_Dataset items_

start

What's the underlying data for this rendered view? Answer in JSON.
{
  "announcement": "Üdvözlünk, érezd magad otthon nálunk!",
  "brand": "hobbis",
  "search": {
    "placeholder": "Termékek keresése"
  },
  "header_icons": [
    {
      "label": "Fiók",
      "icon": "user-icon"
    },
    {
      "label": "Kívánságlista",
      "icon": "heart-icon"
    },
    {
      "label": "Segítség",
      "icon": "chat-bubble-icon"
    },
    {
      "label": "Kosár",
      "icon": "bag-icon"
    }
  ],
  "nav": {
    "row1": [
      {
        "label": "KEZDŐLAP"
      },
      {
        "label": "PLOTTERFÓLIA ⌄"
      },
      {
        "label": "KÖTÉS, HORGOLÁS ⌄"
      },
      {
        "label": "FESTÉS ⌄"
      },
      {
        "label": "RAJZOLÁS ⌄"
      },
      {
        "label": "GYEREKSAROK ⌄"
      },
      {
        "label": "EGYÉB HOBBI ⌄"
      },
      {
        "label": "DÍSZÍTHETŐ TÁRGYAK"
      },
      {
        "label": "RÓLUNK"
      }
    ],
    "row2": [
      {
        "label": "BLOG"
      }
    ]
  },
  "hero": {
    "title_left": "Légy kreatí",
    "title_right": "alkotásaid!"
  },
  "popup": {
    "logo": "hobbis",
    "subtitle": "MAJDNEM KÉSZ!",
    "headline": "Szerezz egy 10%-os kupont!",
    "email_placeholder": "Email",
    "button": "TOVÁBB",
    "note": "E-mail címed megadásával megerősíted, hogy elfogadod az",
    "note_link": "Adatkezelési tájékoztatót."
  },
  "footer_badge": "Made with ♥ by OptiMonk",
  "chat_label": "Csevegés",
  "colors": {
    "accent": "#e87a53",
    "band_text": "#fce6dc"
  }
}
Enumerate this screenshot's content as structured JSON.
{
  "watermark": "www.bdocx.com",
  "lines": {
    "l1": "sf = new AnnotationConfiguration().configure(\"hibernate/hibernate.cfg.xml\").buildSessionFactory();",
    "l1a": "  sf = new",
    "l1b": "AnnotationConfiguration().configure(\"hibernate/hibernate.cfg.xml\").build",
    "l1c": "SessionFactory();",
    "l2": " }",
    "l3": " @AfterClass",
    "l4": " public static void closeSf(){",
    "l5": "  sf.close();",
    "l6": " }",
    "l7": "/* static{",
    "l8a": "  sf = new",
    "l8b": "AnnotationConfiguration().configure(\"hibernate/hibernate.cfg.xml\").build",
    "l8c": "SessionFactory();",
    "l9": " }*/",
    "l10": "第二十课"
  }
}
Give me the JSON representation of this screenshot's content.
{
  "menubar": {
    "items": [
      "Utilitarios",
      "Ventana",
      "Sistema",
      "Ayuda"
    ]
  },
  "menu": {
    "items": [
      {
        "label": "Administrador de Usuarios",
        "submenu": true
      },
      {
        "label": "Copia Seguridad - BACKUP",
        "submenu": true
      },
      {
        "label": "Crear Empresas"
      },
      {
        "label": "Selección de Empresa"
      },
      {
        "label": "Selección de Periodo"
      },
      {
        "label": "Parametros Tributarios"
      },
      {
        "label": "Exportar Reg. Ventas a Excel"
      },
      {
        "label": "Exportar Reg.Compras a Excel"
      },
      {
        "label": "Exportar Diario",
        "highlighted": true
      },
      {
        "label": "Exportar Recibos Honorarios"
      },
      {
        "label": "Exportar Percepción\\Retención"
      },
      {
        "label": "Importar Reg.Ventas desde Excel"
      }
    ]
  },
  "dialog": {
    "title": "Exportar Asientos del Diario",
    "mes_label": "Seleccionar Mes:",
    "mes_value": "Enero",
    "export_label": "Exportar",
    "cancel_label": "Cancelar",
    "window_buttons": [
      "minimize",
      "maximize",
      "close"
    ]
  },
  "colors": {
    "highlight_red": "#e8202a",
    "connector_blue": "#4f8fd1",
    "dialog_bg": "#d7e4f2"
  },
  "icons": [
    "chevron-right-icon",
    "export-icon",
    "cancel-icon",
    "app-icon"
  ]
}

end
start

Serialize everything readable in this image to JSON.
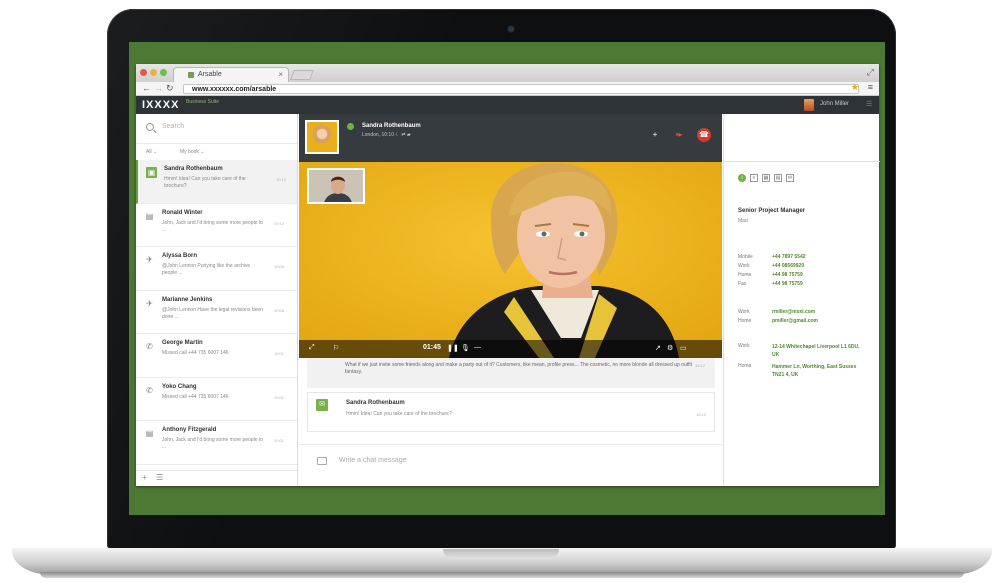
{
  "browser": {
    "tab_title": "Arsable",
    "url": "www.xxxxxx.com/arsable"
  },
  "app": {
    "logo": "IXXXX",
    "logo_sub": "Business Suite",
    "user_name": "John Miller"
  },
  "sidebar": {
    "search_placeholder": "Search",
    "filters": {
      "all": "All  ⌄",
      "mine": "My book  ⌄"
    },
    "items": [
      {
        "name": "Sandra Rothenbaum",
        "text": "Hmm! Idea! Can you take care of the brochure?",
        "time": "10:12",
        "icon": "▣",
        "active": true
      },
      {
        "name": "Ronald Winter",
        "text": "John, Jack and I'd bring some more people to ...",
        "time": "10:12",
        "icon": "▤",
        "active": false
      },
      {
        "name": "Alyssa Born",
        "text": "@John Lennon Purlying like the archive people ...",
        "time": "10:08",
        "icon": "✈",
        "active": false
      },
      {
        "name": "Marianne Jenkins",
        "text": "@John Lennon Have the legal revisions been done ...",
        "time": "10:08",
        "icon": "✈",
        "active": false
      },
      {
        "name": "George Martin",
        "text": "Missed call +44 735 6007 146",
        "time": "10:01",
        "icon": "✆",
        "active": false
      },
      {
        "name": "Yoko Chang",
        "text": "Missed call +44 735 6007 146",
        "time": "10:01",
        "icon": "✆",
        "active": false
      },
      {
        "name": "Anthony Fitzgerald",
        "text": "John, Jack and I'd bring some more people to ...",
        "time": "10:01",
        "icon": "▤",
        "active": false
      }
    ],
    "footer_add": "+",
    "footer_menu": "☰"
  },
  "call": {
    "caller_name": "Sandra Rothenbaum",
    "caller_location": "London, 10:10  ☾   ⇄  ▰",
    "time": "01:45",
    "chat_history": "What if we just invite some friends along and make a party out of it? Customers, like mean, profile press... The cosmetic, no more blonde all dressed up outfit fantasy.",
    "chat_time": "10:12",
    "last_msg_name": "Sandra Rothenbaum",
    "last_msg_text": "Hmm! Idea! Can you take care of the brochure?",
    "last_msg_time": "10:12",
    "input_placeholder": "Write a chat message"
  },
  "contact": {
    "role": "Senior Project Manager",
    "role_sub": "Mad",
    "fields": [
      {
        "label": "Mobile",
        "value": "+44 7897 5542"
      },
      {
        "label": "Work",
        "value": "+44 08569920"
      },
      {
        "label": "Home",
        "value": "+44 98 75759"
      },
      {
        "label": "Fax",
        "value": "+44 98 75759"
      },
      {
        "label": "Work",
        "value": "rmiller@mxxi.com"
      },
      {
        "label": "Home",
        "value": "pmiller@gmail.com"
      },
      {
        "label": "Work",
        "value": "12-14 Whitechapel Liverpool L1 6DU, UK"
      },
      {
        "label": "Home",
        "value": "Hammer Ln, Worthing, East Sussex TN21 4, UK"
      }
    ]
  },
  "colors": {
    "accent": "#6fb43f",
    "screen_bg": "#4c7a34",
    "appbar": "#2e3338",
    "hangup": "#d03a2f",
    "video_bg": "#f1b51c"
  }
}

end

_What the task requires_
On how many lines does the word "Sandra" appear? Answer with only the number.

_Exercise solution_
3